[O que fazer]
1. Na transcrição abaixo, quantas pessoas Leandro afirma salvar por dia?
2. Segundo Leandro na transcrição, por que será pior quanto mais Bernardo rezar? Explique em uma a três frases.
3. Por favor, escreva a continuação da transcrição a partir da última fala apresentada.

[Trecho da página]
+---+
Voz do Bernardo: E tu traiu a minha mãe.
Voz da Graciele: ela que andava com tudo que era homem, ela que era vagabunda, Bernardo.
O menino chora muito e defende a mãe.
Voz do Bernardo: Minha mãe não é vagabunda.
Voz da Graciele: Então vai perguntar para as pessoas da cidade o que tua mãe fazia.
Voz do Bernardo: Minha mãe não era (repete o menino)
Voz da Graciele: Então pergunta para as pessoas o que tua mãe fazia com teu pai.
Voz do Leandro: Eu sei que tua mãe é o máximo para ti, mas ela simplesmente te abandonou.
Voz do Bernardo: Ela não me abandonou, foi culpa tua, sim! (diz para o pai)
Voz da Graciele: Ela que pensou em matar teu pai.
Voz do Bernardo: Porque ele estava incomodando ela.
Voz do Leandro: Ela foi lá na vila com o cara, comprou uma 38 (...), foi no consultório. O que ia acontecer?
Voz do Bernardo: Tinha que ter te matado!
Voz do Leandro: O que ia sobrar de ti?
Voz do Bernardo: Tinha que ter te matado!
Voz do Leandro: O que eu tenho a ver, cara? (fala para o filho)
Voz do Leandro: Tenho de pagar com a vida por causa de gente à toa?
Voz do Leandro: Que não presta?
Bernardo gagueja, ofegante e cansado.
Voz do Bernardo: Tomara que tu morra! E essa 'coisa' morra junto. (Bernardo chama a madrasta de coisa)
Voz da Graciele: Tu vai ir antes, doente como tu tá deste jeito...
Voz da Graciele completa a frase: ...teu fim vai ser igual o da tua mãe.
Voz do Bernardo: Não!
Voz do Leandro sussurra: Quanta gente, eu salvo uns 4 ou 5 por dia, tiro as pessoas do caixão
Voz do Leandro: Elas aparecem uma semana depois caminhando lá no consultório, eu devo ter uma função nesse mundo
Voz do Bernardo: a de morrer!
Voz do Leandro: Deixa que eu morro a hora que Deus quiser.
Voz do Bernardo: Tu vai morrer.
Voz do Bernardo: Vou rezar para tu morrer.
Voz da Graciele: Então vai, ajoelha. (ela ri)
Voz do Leandro: Tu vai ficar uns 20 anos rezando e quanto mais tu rezar, pior vai ser porque mais eu vou durar.
Bernardo fala algo incompreensível e o pai pergunta o que ele falou.
Bernardo responde: Não te interessa
Voz do Leandro: É, 'Froinha', (...) se fosse macho falava
Bernardo sai do quarto e parece avistar algo na rua, volta e grita.
Voz do Bernardo: Polícia
Voz da Graciele: Vai lá então, desce lá
Voz do Bernardo: Não vou (Bernardo chora e demonstra medo)
+---+
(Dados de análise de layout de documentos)
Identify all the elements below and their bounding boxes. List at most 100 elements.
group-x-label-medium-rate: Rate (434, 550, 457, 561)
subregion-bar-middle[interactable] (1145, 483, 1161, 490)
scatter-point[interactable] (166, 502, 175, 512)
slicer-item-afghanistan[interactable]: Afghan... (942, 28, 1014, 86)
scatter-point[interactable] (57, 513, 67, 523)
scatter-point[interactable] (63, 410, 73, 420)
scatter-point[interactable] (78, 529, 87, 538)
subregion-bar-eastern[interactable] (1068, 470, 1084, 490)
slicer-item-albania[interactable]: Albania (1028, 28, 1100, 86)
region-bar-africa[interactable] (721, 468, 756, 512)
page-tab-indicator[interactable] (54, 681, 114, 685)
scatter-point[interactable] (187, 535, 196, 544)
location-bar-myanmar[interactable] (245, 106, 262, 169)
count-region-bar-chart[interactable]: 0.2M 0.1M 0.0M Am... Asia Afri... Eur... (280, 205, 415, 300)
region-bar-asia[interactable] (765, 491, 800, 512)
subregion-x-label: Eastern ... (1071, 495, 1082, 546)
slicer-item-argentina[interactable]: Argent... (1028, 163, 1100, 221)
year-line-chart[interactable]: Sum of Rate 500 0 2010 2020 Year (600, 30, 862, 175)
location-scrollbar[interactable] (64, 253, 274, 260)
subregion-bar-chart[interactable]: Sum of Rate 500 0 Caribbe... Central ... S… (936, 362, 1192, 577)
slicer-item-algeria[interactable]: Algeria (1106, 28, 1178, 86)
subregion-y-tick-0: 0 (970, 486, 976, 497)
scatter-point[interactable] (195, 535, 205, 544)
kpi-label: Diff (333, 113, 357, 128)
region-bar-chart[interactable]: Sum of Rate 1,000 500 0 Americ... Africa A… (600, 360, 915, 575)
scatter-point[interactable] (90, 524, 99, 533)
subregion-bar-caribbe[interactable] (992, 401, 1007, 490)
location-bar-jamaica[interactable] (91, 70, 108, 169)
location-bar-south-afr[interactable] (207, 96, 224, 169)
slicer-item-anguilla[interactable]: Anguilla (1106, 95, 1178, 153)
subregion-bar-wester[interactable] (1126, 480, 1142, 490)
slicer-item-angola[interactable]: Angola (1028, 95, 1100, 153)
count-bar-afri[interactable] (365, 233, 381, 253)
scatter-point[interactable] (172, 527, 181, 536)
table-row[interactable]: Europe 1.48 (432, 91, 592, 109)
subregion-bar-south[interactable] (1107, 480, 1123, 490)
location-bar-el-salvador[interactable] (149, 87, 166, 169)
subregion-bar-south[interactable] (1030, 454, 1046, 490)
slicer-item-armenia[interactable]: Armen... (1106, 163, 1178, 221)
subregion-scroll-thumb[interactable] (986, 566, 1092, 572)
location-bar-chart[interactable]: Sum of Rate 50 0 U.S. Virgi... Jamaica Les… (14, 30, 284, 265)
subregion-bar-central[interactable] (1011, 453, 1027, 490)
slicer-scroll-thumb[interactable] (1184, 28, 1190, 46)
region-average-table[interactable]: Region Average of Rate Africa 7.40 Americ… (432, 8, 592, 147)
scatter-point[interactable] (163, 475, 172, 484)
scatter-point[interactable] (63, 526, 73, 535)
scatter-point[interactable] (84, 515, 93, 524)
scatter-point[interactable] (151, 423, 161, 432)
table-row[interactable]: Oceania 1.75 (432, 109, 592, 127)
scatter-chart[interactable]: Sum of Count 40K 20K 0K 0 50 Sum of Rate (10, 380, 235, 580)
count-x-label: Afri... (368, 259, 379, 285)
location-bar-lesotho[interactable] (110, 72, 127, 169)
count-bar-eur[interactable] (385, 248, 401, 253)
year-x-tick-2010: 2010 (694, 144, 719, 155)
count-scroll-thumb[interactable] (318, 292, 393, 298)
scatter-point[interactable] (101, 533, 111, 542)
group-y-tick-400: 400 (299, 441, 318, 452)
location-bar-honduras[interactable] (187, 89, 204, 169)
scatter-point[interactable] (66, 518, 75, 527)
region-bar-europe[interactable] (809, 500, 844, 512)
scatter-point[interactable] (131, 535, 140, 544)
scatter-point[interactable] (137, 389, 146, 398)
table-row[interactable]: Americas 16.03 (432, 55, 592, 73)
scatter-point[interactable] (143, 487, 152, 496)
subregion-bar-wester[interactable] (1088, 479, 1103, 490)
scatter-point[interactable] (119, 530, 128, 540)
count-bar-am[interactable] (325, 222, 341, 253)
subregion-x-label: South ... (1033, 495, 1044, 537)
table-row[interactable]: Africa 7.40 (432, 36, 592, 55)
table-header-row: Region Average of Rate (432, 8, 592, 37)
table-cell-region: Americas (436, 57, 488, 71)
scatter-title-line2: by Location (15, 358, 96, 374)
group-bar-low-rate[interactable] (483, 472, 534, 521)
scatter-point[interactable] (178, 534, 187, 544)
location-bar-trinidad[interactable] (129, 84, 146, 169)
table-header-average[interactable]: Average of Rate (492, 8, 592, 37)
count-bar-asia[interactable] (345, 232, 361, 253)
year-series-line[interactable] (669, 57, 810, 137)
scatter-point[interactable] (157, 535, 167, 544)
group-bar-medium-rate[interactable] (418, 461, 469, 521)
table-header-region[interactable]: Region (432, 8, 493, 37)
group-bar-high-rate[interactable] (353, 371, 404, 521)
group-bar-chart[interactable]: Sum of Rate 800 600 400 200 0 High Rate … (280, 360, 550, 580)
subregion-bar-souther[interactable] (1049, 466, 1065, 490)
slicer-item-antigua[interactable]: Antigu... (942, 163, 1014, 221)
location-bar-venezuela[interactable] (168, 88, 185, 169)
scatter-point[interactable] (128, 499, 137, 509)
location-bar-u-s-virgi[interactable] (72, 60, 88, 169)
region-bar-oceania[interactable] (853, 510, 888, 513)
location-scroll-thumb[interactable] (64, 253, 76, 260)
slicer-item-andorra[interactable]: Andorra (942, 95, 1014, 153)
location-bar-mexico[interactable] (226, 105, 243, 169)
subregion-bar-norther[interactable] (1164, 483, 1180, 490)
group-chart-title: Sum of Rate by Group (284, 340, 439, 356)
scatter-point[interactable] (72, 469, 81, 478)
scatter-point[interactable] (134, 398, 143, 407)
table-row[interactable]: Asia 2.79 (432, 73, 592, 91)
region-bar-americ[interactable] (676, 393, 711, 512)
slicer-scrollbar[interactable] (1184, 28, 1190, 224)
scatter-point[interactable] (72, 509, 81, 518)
+---+
[Respostas do exercício]
1. Uns 4 ou 5 por dia.

2. Leandro diz que, quanto mais Bernardo rezar, mais ele próprio vai durar.

3.
Voz do Bernardo: Tu me agrediu. (repete várias vezes)
Graciele provoca quando vê que o menino recua.
Voz da Graciele: Vai lá, Bernardo
Voz da Graciele: Vai lá, cagão, cagão, desce lá, cagão! Cagou nas calças?
Voz do Bernardo: Vamos…apura (o menino convida a madrasta para descer)
Voz da Graciele: Vamos? Cagão, vai atrás do teu pai, vai (provoca)
Voz do Bernardo: Meu pai me agrediu…
Voz da Graciele: Então vai cagão…
Voz do Bernardo: Tu me bateu, tu me agrediu.
Voz do Leandro: É dose...a polícia chegar na minha casa no sábado à noite.
Voz da Graciele: Agora fica atrás do 'papai'.
Bernardo acredita que o pai desceu para ver a polícia e fica repetindo várias vezes o seguinte: conta que tu me bateu...
Passam alguns minutos
Voz do Leandro: É esse remédio aqui que tu vai tomar?
Voz do Bernardo: Tu vai me matar
Voz do Leandro: Quantos quilos tu tem? (pergunta para o filho)
Voz do Bernardo: Não sei
Voz da Graciele: Dá 60 gotas pra ele
Voz do Bernardo: Eu vou me matar… (fala baixinho)
Graciele ouve Bernardo falando que vai se matar e diz: Dá uma faca, Leandro.
Alguns minutos depois...
Voz do Leandro: Eu te disse que ia acontecer, ficou gravando até agora (mexendo no celular, fala para Graciele)
Entenda o Caso Bernardo
Bernando Uglione Boldrini, 11 anos, foi encontrado morto no dia 14 de abril, após dez dias desaparecido. O corpo do jovem estava em um matagal, enterrado dentro de um saco, na localidade de Linha São Francisco, em Frederico Westphalen. O menino morava com o pai, o médico-cirurgião Leandro Boldrini, a madrasta, Graciele Ugulini, e uma meia-irmã, de 1 ano, no município de Três Passos.
O pai, a madrasta e uma amiga dela, Edelvânia Wirganovicz, respondem na Justiça por homicídio quadruplamente qualificado (motivos torpe e fútil, emprego de veneno e recurso que dificultou a defesa da vítima) e ocultação de cadáver. O irmão de Edelvânia, Evandro, também responde por ocultação de cadáver. O pai de Bernardo ainda é acusado por falsidade ideológica.